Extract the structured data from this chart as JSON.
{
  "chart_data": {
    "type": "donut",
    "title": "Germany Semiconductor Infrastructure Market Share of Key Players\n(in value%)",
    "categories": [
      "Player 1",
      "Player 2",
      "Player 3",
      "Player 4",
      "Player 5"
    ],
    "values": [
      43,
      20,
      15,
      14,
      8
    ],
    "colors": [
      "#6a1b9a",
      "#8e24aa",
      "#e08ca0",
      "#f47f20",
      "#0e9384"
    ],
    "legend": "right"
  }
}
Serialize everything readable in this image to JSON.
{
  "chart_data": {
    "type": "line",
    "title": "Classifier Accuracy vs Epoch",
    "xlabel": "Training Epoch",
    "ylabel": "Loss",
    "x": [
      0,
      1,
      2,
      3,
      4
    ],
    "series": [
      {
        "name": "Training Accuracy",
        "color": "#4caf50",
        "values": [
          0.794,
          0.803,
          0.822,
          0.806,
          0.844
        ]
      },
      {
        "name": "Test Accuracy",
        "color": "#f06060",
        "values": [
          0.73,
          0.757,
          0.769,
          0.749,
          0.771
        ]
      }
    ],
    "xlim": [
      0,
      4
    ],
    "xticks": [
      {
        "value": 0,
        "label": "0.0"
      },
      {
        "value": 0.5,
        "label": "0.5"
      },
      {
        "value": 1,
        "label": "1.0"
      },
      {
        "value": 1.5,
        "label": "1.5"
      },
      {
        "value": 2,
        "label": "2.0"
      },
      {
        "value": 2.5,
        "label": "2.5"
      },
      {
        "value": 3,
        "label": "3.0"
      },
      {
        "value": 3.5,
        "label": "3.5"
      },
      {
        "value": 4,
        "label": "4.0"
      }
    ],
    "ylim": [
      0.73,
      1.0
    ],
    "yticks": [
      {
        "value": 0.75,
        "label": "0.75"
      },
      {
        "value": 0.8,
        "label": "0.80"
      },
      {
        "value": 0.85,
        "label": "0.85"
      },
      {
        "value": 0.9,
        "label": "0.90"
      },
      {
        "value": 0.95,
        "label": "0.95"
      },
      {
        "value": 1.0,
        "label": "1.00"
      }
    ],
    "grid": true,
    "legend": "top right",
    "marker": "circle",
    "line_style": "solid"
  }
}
★ ★ ★ ★
_The exercise:_ Copy out each record exactly as given, omitting none.

_The answer:_
Extract the structured data from this chart as JSON.
{
  "chart_data": {
    "type": "donut",
    "title": "Germany Semiconductor Infrastructure Market Share of Key Players\n(in value%)",
    "categories": [
      "Player 1",
      "Player 2",
      "Player 3",
      "Player 4",
      "Player 5"
    ],
    "values": [
      43,
      20,
      15,
      14,
      8
    ],
    "colors": [
      "#6a1b9a",
      "#8e24aa",
      "#e08ca0",
      "#f47f20",
      "#0e9384"
    ],
    "legend": "right"
  }
}
Serialize everything readable in this image to JSON.
{
  "chart_data": {
    "type": "line",
    "title": "Classifier Accuracy vs Epoch",
    "xlabel": "Training Epoch",
    "ylabel": "Loss",
    "x": [
      0,
      1,
      2,
      3,
      4
    ],
    "series": [
      {
        "name": "Training Accuracy",
        "color": "#4caf50",
        "values": [
          0.794,
          0.803,
          0.822,
          0.806,
          0.844
        ]
      },
      {
        "name": "Test Accuracy",
        "color": "#f06060",
        "values": [
          0.73,
          0.757,
          0.769,
          0.749,
          0.771
        ]
      }
    ],
    "xlim": [
      0,
      4
    ],
    "xticks": [
      {
        "value": 0,
        "label": "0.0"
      },
      {
        "value": 0.5,
        "label": "0.5"
      },
      {
        "value": 1,
        "label": "1.0"
      },
      {
        "value": 1.5,
        "label": "1.5"
      },
      {
        "value": 2,
        "label": "2.0"
      },
      {
        "value": 2.5,
        "label": "2.5"
      },
      {
        "value": 3,
        "label": "3.0"
      },
      {
        "value": 3.5,
        "label": "3.5"
      },
      {
        "value": 4,
        "label": "4.0"
      }
    ],
    "ylim": [
      0.73,
      1.0
    ],
    "yticks": [
      {
        "value": 0.75,
        "label": "0.75"
      },
      {
        "value": 0.8,
        "label": "0.80"
      },
      {
        "value": 0.85,
        "label": "0.85"
      },
      {
        "value": 0.9,
        "label": "0.90"
      },
      {
        "value": 0.95,
        "label": "0.95"
      },
      {
        "value": 1.0,
        "label": "1.00"
      }
    ],
    "grid": true,
    "legend": "top right",
    "marker": "circle",
    "line_style": "solid"
  }
}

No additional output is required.